Data lines |
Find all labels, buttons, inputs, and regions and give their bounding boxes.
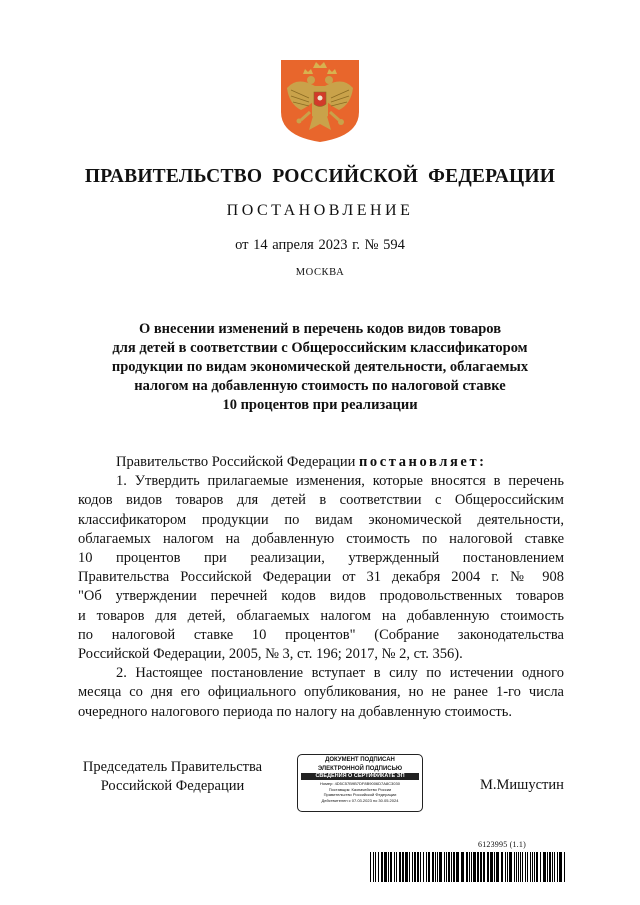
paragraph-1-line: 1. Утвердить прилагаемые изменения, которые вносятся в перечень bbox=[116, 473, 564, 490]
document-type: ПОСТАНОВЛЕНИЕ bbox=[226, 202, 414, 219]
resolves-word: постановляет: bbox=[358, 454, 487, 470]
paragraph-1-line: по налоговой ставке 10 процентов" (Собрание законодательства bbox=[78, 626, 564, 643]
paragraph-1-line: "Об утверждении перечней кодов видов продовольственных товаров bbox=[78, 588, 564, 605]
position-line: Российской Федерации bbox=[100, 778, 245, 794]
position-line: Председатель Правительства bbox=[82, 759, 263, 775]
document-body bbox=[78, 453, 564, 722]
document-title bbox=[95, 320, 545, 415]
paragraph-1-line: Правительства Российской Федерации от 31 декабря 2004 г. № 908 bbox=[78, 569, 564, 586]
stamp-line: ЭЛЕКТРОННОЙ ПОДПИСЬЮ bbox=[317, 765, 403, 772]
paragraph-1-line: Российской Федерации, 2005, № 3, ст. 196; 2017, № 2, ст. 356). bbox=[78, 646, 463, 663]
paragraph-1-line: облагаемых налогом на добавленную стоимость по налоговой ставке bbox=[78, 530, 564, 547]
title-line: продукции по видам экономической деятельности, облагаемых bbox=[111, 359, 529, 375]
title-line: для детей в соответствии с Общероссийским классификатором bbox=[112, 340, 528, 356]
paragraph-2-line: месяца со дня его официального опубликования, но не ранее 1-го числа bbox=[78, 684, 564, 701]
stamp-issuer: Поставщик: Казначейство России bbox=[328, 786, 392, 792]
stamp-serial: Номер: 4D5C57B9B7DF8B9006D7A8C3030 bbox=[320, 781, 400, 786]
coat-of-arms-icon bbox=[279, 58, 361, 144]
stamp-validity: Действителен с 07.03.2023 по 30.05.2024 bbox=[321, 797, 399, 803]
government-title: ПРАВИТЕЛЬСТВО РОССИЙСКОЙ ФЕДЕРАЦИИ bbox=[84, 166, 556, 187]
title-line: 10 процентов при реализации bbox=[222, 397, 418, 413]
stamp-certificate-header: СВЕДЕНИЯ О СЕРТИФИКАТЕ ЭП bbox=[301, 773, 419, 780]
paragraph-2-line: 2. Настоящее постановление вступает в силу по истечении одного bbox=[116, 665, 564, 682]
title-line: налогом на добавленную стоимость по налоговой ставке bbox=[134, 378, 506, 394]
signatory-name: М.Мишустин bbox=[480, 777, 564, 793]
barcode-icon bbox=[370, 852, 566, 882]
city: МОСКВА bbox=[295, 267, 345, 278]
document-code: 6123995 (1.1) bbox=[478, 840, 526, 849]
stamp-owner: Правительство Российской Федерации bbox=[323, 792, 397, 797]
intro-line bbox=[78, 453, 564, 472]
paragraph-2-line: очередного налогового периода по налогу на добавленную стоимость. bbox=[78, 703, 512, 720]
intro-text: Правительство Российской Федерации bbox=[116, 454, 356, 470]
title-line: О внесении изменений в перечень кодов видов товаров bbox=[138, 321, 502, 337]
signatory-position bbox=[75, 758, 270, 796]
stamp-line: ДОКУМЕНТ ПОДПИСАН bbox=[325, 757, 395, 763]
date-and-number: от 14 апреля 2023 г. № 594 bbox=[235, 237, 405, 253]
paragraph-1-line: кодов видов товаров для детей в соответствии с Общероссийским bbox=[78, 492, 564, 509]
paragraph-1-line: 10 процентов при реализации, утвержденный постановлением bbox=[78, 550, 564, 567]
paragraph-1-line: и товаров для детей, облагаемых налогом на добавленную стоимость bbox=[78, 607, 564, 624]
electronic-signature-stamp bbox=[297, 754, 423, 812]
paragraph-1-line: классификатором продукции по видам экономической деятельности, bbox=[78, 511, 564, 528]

--

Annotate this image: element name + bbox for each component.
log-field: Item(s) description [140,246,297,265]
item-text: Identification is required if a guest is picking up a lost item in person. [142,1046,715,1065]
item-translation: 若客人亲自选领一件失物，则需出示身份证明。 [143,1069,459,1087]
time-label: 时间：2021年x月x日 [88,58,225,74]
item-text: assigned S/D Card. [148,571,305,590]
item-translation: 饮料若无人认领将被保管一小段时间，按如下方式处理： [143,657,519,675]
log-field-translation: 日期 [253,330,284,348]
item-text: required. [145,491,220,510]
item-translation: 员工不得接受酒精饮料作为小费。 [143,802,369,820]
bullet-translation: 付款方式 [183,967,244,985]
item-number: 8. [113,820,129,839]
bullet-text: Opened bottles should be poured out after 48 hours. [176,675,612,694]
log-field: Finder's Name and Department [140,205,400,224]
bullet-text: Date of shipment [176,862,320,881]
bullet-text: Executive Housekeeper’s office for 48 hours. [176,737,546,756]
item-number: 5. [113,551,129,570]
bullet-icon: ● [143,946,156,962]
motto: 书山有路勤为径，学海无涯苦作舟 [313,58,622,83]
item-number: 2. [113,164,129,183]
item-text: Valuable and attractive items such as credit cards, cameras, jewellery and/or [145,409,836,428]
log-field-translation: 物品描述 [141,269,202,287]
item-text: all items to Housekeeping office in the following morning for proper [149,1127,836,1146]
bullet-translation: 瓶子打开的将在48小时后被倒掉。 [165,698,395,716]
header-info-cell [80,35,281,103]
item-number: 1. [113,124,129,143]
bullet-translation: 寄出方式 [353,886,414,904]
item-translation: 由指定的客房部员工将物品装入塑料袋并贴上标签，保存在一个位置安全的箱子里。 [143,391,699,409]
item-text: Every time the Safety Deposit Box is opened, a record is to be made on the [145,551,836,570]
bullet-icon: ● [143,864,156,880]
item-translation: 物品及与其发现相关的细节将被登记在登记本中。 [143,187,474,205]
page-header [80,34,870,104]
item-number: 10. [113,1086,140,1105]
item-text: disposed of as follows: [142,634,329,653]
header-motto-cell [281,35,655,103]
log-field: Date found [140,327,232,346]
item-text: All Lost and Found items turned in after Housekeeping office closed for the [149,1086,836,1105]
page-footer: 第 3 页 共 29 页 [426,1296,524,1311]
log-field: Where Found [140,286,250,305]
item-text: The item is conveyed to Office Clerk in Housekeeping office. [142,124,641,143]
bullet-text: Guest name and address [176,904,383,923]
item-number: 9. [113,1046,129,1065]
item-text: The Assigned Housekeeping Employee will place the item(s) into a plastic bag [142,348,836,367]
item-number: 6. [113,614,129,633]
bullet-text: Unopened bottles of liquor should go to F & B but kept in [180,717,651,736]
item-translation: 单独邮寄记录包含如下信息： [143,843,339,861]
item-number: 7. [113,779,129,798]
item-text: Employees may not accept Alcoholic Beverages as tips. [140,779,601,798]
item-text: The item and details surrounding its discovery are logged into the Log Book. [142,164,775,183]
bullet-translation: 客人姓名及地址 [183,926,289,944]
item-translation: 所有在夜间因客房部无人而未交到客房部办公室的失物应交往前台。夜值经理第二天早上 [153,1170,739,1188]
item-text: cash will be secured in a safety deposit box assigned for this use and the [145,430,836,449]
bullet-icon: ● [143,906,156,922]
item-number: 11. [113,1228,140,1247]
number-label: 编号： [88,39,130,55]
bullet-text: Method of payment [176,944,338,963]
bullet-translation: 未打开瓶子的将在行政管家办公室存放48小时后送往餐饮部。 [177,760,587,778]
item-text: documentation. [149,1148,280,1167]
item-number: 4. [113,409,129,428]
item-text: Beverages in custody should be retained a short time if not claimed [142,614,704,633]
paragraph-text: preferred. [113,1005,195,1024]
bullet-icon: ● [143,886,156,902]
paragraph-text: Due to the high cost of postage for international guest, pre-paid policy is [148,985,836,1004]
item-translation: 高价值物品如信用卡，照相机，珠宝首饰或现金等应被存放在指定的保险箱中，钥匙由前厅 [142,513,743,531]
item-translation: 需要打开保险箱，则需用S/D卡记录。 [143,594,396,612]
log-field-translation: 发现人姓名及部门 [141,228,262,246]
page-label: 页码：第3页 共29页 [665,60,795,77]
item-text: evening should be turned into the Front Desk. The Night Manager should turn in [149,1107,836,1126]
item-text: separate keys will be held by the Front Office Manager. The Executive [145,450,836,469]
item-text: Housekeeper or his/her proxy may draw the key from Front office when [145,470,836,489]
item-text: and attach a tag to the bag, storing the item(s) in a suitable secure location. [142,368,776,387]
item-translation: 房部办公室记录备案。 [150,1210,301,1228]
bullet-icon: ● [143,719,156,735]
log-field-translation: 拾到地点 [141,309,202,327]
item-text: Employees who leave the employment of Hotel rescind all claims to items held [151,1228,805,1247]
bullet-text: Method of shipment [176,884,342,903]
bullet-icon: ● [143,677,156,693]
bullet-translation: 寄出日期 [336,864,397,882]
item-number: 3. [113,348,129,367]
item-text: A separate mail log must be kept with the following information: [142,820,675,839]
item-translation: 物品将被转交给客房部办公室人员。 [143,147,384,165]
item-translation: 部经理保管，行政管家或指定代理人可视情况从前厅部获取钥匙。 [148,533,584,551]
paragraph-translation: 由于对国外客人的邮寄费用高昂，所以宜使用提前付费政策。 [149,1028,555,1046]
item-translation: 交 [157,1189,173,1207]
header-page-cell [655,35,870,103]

Aim of the exercise |
In the data above, take the part that opens with the line containing "paragraph-1-line: 1. Утвердить" and closes with the line containing "paragraph-1-line: Российской Федерации, 2005, №". Give those lines again with "paragraph-1-line" renamed to "body-line" and everything else unchanged.

Result |
body-line: 1. Утвердить прилагаемые изменения, которые вносятся в перечень bbox=[116, 473, 564, 490]
document-type: ПОСТАНОВЛЕНИЕ bbox=[226, 202, 414, 219]
resolves-word: постановляет: bbox=[358, 454, 487, 470]
body-line: по налоговой ставке 10 процентов" (Собрание законодательства bbox=[78, 626, 564, 643]
body-line: "Об утверждении перечней кодов видов продовольственных товаров bbox=[78, 588, 564, 605]
position-line: Российской Федерации bbox=[100, 778, 245, 794]
position-line: Председатель Правительства bbox=[82, 759, 263, 775]
document-body bbox=[78, 453, 564, 722]
document-title bbox=[95, 320, 545, 415]
body-line: Правительства Российской Федерации от 31 декабря 2004 г. № 908 bbox=[78, 569, 564, 586]
stamp-line: ЭЛЕКТРОННОЙ ПОДПИСЬЮ bbox=[317, 765, 403, 772]
body-line: Российской Федерации, 2005, № 3, ст. 196; 2017, № 2, ст. 356). bbox=[78, 646, 463, 663]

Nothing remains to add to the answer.